Objective :: Copy out the lines below word for word.

+++ Dataset rows +++

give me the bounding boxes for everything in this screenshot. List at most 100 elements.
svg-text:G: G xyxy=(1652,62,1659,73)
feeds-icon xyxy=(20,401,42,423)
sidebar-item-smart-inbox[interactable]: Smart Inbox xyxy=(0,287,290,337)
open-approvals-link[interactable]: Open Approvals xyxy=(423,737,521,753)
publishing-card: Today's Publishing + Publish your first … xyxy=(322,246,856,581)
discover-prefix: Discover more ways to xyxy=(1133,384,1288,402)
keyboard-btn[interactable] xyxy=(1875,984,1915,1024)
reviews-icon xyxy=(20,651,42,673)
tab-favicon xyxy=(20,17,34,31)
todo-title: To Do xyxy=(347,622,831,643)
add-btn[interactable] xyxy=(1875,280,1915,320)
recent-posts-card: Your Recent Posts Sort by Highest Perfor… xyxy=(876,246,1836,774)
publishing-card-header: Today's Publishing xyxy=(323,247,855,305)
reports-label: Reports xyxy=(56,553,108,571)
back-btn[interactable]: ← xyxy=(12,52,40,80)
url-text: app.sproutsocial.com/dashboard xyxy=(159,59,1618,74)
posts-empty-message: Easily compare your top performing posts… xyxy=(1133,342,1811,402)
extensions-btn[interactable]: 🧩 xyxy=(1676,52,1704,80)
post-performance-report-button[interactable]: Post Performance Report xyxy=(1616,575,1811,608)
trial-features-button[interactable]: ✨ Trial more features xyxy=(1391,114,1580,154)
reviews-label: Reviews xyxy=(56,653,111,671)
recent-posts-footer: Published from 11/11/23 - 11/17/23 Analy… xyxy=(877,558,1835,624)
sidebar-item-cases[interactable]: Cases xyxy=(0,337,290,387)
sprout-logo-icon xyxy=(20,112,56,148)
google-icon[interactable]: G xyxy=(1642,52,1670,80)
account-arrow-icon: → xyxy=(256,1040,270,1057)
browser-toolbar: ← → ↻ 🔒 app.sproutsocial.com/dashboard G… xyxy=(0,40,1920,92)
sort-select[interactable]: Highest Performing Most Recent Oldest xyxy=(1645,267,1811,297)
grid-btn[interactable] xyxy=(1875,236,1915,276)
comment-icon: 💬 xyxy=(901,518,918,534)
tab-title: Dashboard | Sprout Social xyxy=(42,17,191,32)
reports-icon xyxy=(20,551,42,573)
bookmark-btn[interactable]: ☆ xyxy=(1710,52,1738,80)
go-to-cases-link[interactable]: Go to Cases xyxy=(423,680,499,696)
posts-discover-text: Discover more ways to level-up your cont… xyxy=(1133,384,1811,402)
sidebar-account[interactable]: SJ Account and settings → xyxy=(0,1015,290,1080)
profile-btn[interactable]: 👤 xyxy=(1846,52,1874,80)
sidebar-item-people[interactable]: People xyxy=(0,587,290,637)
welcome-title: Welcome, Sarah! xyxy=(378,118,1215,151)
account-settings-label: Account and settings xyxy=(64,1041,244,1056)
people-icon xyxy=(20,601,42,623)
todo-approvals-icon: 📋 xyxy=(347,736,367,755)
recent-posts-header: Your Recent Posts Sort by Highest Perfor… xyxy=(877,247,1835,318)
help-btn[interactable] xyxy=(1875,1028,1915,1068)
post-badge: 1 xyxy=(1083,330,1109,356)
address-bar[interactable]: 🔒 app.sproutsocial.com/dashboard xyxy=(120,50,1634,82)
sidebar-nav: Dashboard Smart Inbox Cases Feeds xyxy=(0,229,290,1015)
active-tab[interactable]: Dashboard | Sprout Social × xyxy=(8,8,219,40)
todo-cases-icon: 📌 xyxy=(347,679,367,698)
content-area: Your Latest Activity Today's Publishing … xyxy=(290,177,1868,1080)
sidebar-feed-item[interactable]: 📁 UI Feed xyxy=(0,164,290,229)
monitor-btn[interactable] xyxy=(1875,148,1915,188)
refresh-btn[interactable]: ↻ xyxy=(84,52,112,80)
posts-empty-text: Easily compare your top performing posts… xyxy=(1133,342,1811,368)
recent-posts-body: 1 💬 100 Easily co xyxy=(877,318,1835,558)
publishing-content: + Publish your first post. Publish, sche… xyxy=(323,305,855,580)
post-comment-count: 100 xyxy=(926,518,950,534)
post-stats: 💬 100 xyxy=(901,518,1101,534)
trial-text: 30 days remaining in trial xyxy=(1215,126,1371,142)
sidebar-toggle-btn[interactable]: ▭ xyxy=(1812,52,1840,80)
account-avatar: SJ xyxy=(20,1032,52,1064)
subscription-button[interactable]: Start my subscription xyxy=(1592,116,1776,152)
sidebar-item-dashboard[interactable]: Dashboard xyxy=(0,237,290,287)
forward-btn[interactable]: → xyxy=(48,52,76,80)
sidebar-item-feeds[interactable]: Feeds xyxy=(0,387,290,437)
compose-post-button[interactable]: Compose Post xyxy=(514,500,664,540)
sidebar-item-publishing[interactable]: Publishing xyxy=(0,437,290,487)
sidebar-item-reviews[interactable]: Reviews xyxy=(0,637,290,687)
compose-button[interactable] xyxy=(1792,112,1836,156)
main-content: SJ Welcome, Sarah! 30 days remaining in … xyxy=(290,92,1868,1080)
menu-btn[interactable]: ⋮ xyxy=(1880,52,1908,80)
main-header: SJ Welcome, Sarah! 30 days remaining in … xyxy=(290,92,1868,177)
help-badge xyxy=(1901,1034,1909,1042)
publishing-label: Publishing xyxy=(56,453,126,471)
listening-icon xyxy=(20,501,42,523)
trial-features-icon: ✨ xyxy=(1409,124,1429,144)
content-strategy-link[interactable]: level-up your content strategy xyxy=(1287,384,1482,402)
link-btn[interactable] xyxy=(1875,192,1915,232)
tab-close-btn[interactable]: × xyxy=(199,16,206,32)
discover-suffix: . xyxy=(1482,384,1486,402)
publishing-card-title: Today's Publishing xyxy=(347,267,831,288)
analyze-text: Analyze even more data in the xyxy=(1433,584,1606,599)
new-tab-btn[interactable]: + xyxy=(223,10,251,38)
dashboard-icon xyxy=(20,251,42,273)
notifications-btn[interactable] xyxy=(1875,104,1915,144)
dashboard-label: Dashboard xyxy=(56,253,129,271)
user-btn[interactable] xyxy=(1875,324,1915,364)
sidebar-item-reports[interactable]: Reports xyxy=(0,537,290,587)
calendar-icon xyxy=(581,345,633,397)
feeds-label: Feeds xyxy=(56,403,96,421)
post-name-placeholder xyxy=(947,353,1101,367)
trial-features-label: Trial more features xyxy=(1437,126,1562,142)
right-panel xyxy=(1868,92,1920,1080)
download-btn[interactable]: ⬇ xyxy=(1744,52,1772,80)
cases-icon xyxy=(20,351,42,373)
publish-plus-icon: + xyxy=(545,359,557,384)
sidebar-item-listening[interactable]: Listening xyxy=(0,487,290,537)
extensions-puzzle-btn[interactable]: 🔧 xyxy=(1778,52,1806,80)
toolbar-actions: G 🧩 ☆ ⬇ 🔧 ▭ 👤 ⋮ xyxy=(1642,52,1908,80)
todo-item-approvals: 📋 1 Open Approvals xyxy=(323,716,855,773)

+++

The completed task ::
give me the bounding boxes for everything in this screenshot. List at most 100 elements.
svg-text:G: G xyxy=(1652,62,1659,73)
feeds-icon xyxy=(20,401,42,423)
sidebar-item-smart-inbox[interactable]: Smart Inbox xyxy=(0,287,290,337)
open-approvals-link[interactable]: Open Approvals xyxy=(423,737,521,753)
publishing-card: Today's Publishing + Publish your first … xyxy=(322,246,856,581)
discover-prefix: Discover more ways to xyxy=(1133,384,1288,402)
keyboard-btn[interactable] xyxy=(1875,984,1915,1024)
reviews-icon xyxy=(20,651,42,673)
tab-favicon xyxy=(20,17,34,31)
todo-title: To Do xyxy=(347,622,831,643)
add-btn[interactable] xyxy=(1875,280,1915,320)
recent-posts-card: Your Recent Posts Sort by Highest Perfor… xyxy=(876,246,1836,774)
publishing-card-header: Today's Publishing xyxy=(323,247,855,305)
reports-label: Reports xyxy=(56,553,108,571)
back-btn[interactable]: ← xyxy=(12,52,40,80)
url-text: app.sproutsocial.com/dashboard xyxy=(159,59,1618,74)
posts-empty-message: Easily compare your top performing posts… xyxy=(1133,342,1811,402)
extensions-btn[interactable]: 🧩 xyxy=(1676,52,1704,80)
post-performance-report-button[interactable]: Post Performance Report xyxy=(1616,575,1811,608)
trial-features-button[interactable]: ✨ Trial more features xyxy=(1391,114,1580,154)
reviews-label: Reviews xyxy=(56,653,111,671)
recent-posts-footer: Published from 11/11/23 - 11/17/23 Analy… xyxy=(877,558,1835,624)
sidebar-item-cases[interactable]: Cases xyxy=(0,337,290,387)
sprout-logo-icon xyxy=(20,112,56,148)
google-icon[interactable]: G xyxy=(1642,52,1670,80)
account-arrow-icon: → xyxy=(256,1040,270,1057)
browser-toolbar: ← → ↻ 🔒 app.sproutsocial.com/dashboard G… xyxy=(0,40,1920,92)
sort-select[interactable]: Highest Performing Most Recent Oldest xyxy=(1645,267,1811,297)
grid-btn[interactable] xyxy=(1875,236,1915,276)
comment-icon: 💬 xyxy=(901,518,918,534)
tab-title: Dashboard | Sprout Social xyxy=(42,17,191,32)
reports-icon xyxy=(20,551,42,573)
bookmark-btn[interactable]: ☆ xyxy=(1710,52,1738,80)
go-to-cases-link[interactable]: Go to Cases xyxy=(423,680,499,696)
posts-discover-text: Discover more ways to level-up your cont… xyxy=(1133,384,1811,402)
sidebar-account[interactable]: SJ Account and settings → xyxy=(0,1015,290,1080)
profile-btn[interactable]: 👤 xyxy=(1846,52,1874,80)
sidebar-item-people[interactable]: People xyxy=(0,587,290,637)
welcome-title: Welcome, Sarah! xyxy=(378,118,1215,151)
account-settings-label: Account and settings xyxy=(64,1041,244,1056)
people-icon xyxy=(20,601,42,623)
todo-approvals-icon: 📋 xyxy=(347,736,367,755)
recent-posts-header: Your Recent Posts Sort by Highest Perfor… xyxy=(877,247,1835,318)
help-btn[interactable] xyxy=(1875,1028,1915,1068)
post-badge: 1 xyxy=(1083,330,1109,356)
address-bar[interactable]: 🔒 app.sproutsocial.com/dashboard xyxy=(120,50,1634,82)
sidebar-nav: Dashboard Smart Inbox Cases Feeds xyxy=(0,229,290,1015)
active-tab[interactable]: Dashboard | Sprout Social × xyxy=(8,8,219,40)
todo-cases-icon: 📌 xyxy=(347,679,367,698)
content-area: Your Latest Activity Today's Publishing … xyxy=(290,177,1868,1080)
sidebar-feed-item[interactable]: 📁 UI Feed xyxy=(0,164,290,229)
monitor-btn[interactable] xyxy=(1875,148,1915,188)
refresh-btn[interactable]: ↻ xyxy=(84,52,112,80)
posts-empty-text: Easily compare your top performing posts… xyxy=(1133,342,1811,368)
recent-posts-body: 1 💬 100 Easily co xyxy=(877,318,1835,558)
publishing-content: + Publish your first post. Publish, sche… xyxy=(323,305,855,580)
post-comment-count: 100 xyxy=(926,518,950,534)
post-stats: 💬 100 xyxy=(901,518,1101,534)
trial-text: 30 days remaining in trial xyxy=(1215,126,1371,142)
sidebar-toggle-btn[interactable]: ▭ xyxy=(1812,52,1840,80)
account-avatar: SJ xyxy=(20,1032,52,1064)
subscription-button[interactable]: Start my subscription xyxy=(1592,116,1776,152)
sidebar-item-dashboard[interactable]: Dashboard xyxy=(0,237,290,287)
forward-btn[interactable]: → xyxy=(48,52,76,80)
sidebar-item-feeds[interactable]: Feeds xyxy=(0,387,290,437)
compose-post-button[interactable]: Compose Post xyxy=(514,500,664,540)
sidebar-item-publishing[interactable]: Publishing xyxy=(0,437,290,487)
sidebar-item-reviews[interactable]: Reviews xyxy=(0,637,290,687)
compose-button[interactable] xyxy=(1792,112,1836,156)
main-content: SJ Welcome, Sarah! 30 days remaining in … xyxy=(290,92,1868,1080)
menu-btn[interactable]: ⋮ xyxy=(1880,52,1908,80)
main-header: SJ Welcome, Sarah! 30 days remaining in … xyxy=(290,92,1868,177)
help-badge xyxy=(1901,1034,1909,1042)
publishing-label: Publishing xyxy=(56,453,126,471)
listening-icon xyxy=(20,501,42,523)
trial-features-icon: ✨ xyxy=(1409,124,1429,144)
content-strategy-link[interactable]: level-up your content strategy xyxy=(1287,384,1482,402)
link-btn[interactable] xyxy=(1875,192,1915,232)
tab-close-btn[interactable]: × xyxy=(199,16,206,32)
discover-suffix: . xyxy=(1482,384,1486,402)
publishing-card-title: Today's Publishing xyxy=(347,267,831,288)
analyze-text: Analyze even more data in the xyxy=(1433,584,1606,599)
new-tab-btn[interactable]: + xyxy=(223,10,251,38)
dashboard-icon xyxy=(20,251,42,273)
notifications-btn[interactable] xyxy=(1875,104,1915,144)
dashboard-label: Dashboard xyxy=(56,253,129,271)
user-btn[interactable] xyxy=(1875,324,1915,364)
sidebar-item-reports[interactable]: Reports xyxy=(0,537,290,587)
calendar-icon xyxy=(581,345,633,397)
feeds-label: Feeds xyxy=(56,403,96,421)
post-name-placeholder xyxy=(947,353,1101,367)
trial-features-label: Trial more features xyxy=(1437,126,1562,142)
right-panel xyxy=(1868,92,1920,1080)
download-btn[interactable]: ⬇ xyxy=(1744,52,1772,80)
cases-icon xyxy=(20,351,42,373)
publish-plus-icon: + xyxy=(545,359,557,384)
sidebar-item-listening[interactable]: Listening xyxy=(0,487,290,537)
extensions-puzzle-btn[interactable]: 🔧 xyxy=(1778,52,1806,80)
toolbar-actions: G 🧩 ☆ ⬇ 🔧 ▭ 👤 ⋮ xyxy=(1642,52,1908,80)
todo-item-approvals: 📋 1 Open Approvals xyxy=(323,716,855,773)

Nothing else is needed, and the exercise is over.